> Do this
Gather every line that includes the word "chronische", please.

Recorded data:
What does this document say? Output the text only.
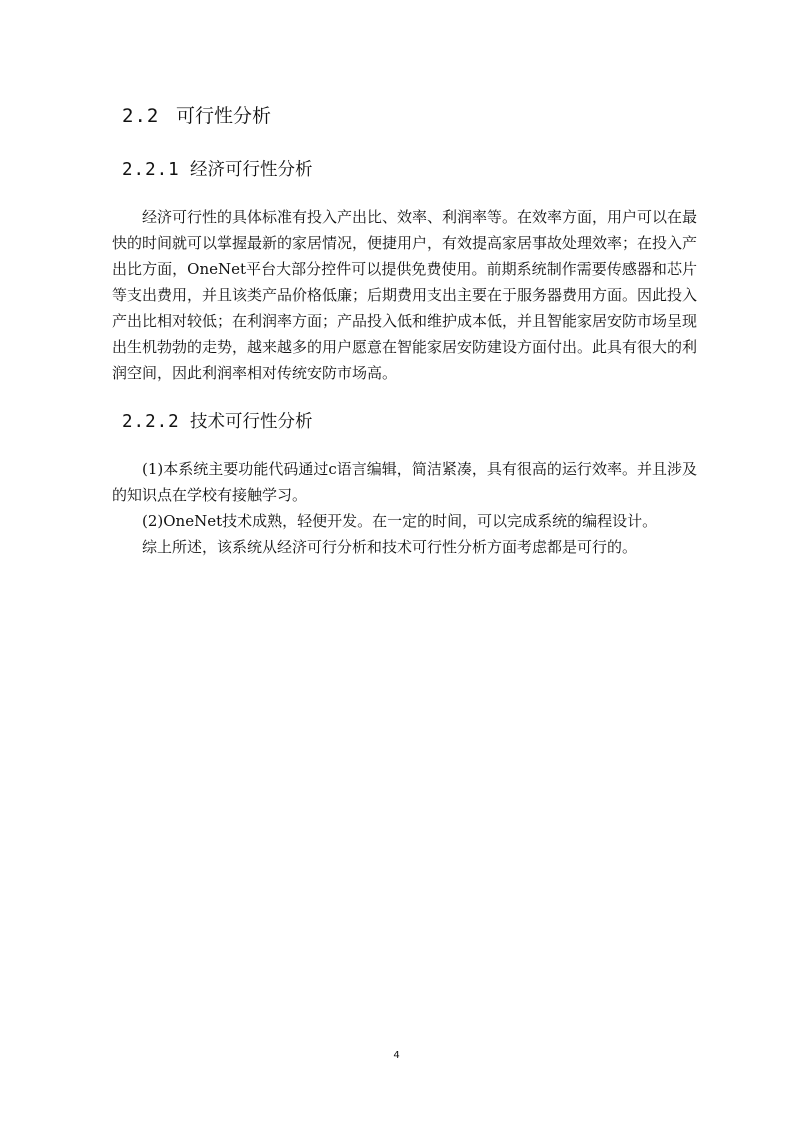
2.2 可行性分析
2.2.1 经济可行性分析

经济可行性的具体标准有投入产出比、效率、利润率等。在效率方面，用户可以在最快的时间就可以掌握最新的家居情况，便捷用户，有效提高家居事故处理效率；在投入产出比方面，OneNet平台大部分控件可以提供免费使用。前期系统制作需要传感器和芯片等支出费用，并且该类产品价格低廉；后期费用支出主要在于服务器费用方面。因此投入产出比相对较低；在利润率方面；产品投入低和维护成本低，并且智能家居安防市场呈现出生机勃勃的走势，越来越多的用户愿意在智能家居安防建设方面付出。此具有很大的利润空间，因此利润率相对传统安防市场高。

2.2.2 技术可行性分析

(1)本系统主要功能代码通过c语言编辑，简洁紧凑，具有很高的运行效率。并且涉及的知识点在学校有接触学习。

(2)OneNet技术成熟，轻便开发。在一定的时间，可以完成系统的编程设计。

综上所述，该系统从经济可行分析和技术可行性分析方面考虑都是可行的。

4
* * *
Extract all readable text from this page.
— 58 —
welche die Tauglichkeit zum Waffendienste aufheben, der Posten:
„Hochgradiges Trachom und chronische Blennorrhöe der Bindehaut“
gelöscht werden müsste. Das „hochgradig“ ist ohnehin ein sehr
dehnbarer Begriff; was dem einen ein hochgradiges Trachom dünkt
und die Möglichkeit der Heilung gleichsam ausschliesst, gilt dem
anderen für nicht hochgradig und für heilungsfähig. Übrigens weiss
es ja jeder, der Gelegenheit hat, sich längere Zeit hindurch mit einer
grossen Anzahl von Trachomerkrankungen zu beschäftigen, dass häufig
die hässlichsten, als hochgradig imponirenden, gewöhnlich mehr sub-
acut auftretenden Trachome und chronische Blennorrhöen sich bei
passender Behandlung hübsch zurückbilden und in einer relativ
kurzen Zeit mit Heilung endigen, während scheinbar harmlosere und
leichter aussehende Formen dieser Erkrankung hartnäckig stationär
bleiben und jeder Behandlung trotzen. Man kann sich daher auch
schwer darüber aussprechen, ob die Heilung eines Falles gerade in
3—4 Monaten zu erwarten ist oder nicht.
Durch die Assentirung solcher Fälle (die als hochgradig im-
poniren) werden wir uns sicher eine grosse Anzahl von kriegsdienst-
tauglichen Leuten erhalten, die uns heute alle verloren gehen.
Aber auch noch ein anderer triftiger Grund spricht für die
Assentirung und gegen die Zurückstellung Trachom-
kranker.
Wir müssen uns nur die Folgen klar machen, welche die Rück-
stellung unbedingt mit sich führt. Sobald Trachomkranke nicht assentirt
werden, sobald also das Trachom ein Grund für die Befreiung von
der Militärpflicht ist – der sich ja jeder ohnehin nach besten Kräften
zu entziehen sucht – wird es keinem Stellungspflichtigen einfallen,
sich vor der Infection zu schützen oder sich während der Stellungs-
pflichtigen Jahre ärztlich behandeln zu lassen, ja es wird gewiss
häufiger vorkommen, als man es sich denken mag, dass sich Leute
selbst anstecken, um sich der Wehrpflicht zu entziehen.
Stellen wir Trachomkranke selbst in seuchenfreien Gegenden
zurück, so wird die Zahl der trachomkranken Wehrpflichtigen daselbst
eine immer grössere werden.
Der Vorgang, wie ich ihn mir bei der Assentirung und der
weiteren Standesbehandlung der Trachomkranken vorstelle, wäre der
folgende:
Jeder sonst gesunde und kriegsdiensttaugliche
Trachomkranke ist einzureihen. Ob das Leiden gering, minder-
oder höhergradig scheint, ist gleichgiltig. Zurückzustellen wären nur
==
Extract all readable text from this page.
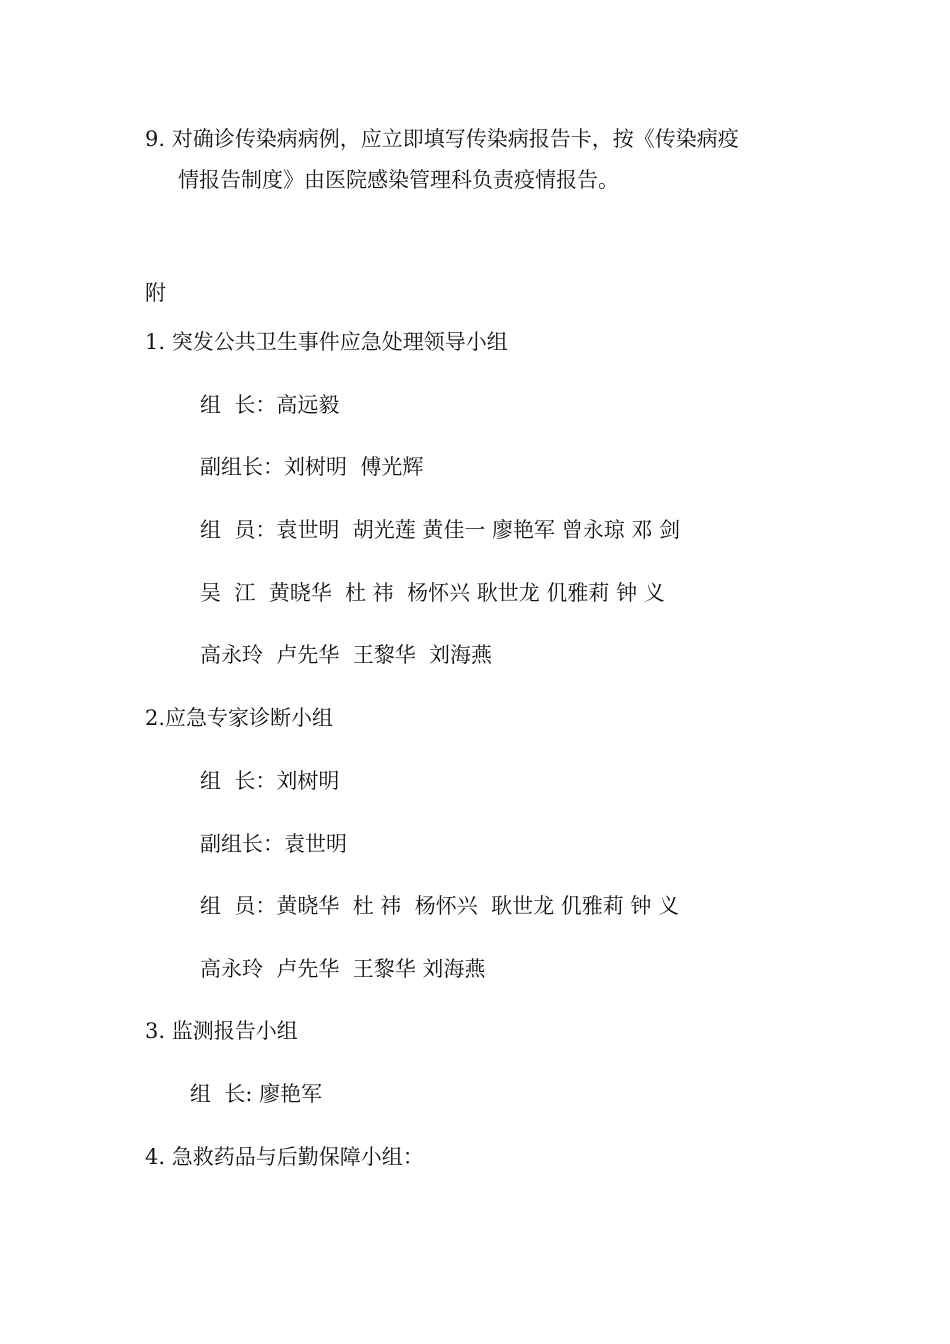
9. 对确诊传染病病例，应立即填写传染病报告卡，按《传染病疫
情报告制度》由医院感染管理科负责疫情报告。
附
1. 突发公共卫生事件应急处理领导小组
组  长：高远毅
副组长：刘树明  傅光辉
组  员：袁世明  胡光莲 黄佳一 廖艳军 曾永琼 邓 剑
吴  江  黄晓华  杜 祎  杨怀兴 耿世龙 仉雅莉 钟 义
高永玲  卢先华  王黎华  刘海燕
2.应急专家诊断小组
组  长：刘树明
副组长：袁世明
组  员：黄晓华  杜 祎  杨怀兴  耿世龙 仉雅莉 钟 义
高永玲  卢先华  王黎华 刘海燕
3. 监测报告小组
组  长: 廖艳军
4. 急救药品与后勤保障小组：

> Answer for this exercise
„Hochgradiges Trachom und chronische Blennorrhöe der Bindehaut“
acut auftretenden Trachome und chronische Blennorrhöen sich bei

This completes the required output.